_Dataset records_

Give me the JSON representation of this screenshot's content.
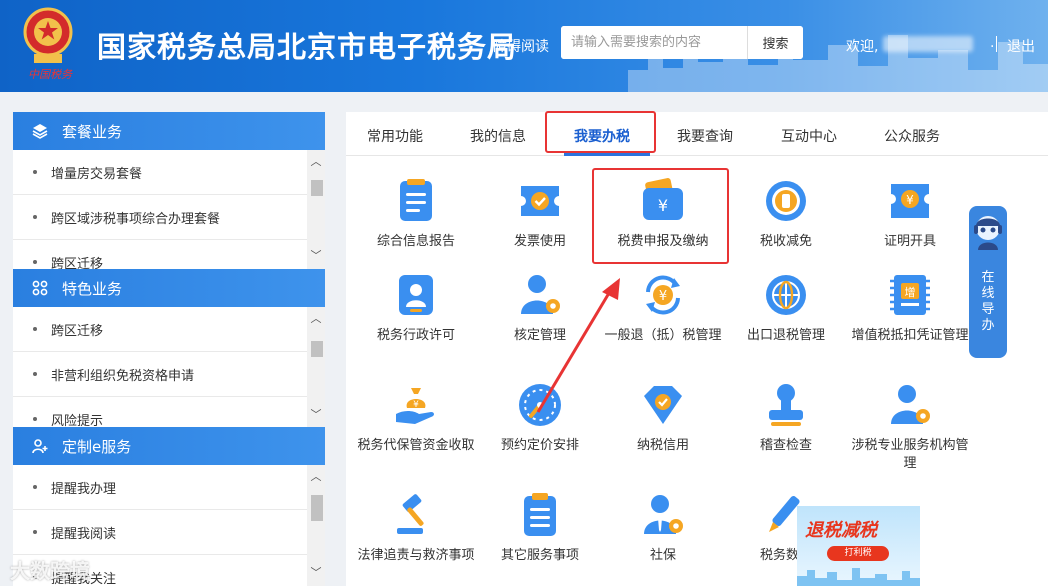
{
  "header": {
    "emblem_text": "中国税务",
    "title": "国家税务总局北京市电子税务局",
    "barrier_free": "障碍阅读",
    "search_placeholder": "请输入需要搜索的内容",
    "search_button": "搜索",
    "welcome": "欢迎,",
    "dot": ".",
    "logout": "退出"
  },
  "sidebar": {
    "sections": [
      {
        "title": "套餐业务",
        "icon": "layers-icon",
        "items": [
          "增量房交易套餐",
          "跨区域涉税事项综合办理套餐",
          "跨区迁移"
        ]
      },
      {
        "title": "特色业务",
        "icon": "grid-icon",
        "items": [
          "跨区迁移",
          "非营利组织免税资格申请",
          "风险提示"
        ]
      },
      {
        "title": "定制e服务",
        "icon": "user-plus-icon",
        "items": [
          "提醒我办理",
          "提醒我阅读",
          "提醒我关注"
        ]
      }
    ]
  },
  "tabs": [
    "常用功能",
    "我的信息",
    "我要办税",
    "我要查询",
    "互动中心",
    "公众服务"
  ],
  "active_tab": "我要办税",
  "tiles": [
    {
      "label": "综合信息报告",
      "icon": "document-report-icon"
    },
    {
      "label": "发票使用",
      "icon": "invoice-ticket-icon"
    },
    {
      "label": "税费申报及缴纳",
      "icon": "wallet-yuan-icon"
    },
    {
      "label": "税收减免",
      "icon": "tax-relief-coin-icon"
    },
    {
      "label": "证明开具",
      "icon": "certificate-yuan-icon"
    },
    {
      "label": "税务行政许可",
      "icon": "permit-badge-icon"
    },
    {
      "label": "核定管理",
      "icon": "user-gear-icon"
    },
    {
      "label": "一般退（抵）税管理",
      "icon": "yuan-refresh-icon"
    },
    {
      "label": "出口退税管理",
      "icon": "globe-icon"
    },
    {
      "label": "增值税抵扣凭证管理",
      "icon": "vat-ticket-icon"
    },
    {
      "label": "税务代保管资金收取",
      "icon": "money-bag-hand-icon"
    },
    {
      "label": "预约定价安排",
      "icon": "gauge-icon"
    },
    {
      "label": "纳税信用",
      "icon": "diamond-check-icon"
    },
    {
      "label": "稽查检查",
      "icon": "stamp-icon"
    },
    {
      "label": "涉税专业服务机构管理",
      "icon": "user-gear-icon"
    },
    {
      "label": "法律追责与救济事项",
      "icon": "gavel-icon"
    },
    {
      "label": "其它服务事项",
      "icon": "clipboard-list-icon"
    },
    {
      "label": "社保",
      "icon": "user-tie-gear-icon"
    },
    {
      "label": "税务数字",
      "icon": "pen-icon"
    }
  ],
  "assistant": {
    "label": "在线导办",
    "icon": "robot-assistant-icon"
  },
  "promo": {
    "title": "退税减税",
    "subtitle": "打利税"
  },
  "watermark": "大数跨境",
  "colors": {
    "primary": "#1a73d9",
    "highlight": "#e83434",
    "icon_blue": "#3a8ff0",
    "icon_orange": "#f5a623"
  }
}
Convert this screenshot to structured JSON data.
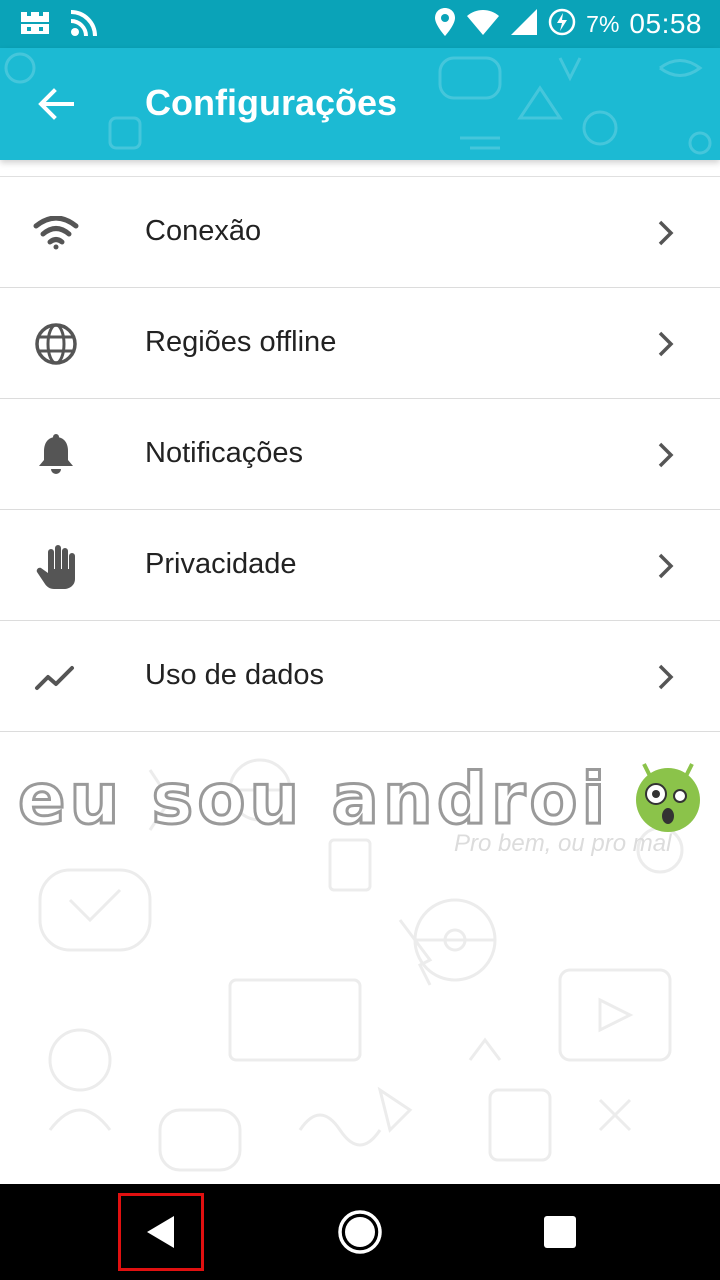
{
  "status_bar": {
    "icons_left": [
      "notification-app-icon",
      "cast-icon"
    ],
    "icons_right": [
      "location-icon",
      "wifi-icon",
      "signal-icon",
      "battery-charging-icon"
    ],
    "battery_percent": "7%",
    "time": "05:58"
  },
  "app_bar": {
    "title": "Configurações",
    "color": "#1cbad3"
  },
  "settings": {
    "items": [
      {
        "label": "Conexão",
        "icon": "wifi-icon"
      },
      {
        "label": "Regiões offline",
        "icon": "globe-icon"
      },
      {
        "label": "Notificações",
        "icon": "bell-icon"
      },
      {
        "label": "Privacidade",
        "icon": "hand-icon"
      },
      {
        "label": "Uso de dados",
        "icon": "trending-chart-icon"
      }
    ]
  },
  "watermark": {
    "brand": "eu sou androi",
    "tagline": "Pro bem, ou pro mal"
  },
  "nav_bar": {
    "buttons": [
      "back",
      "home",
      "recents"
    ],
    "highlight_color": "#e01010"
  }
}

_Given task_
Write out exactly the lines from the line containing "Convert this screenshot" through the last line of the listing above, please, and leave out any pictures.

_Response to this task_
Convert this screenshot to structured JSON data.
{
  "status_bar": {
    "icons_left": [
      "notification-app-icon",
      "cast-icon"
    ],
    "icons_right": [
      "location-icon",
      "wifi-icon",
      "signal-icon",
      "battery-charging-icon"
    ],
    "battery_percent": "7%",
    "time": "05:58"
  },
  "app_bar": {
    "title": "Configurações",
    "color": "#1cbad3"
  },
  "settings": {
    "items": [
      {
        "label": "Conexão",
        "icon": "wifi-icon"
      },
      {
        "label": "Regiões offline",
        "icon": "globe-icon"
      },
      {
        "label": "Notificações",
        "icon": "bell-icon"
      },
      {
        "label": "Privacidade",
        "icon": "hand-icon"
      },
      {
        "label": "Uso de dados",
        "icon": "trending-chart-icon"
      }
    ]
  },
  "watermark": {
    "brand": "eu sou androi",
    "tagline": "Pro bem, ou pro mal"
  },
  "nav_bar": {
    "buttons": [
      "back",
      "home",
      "recents"
    ],
    "highlight_color": "#e01010"
  }
}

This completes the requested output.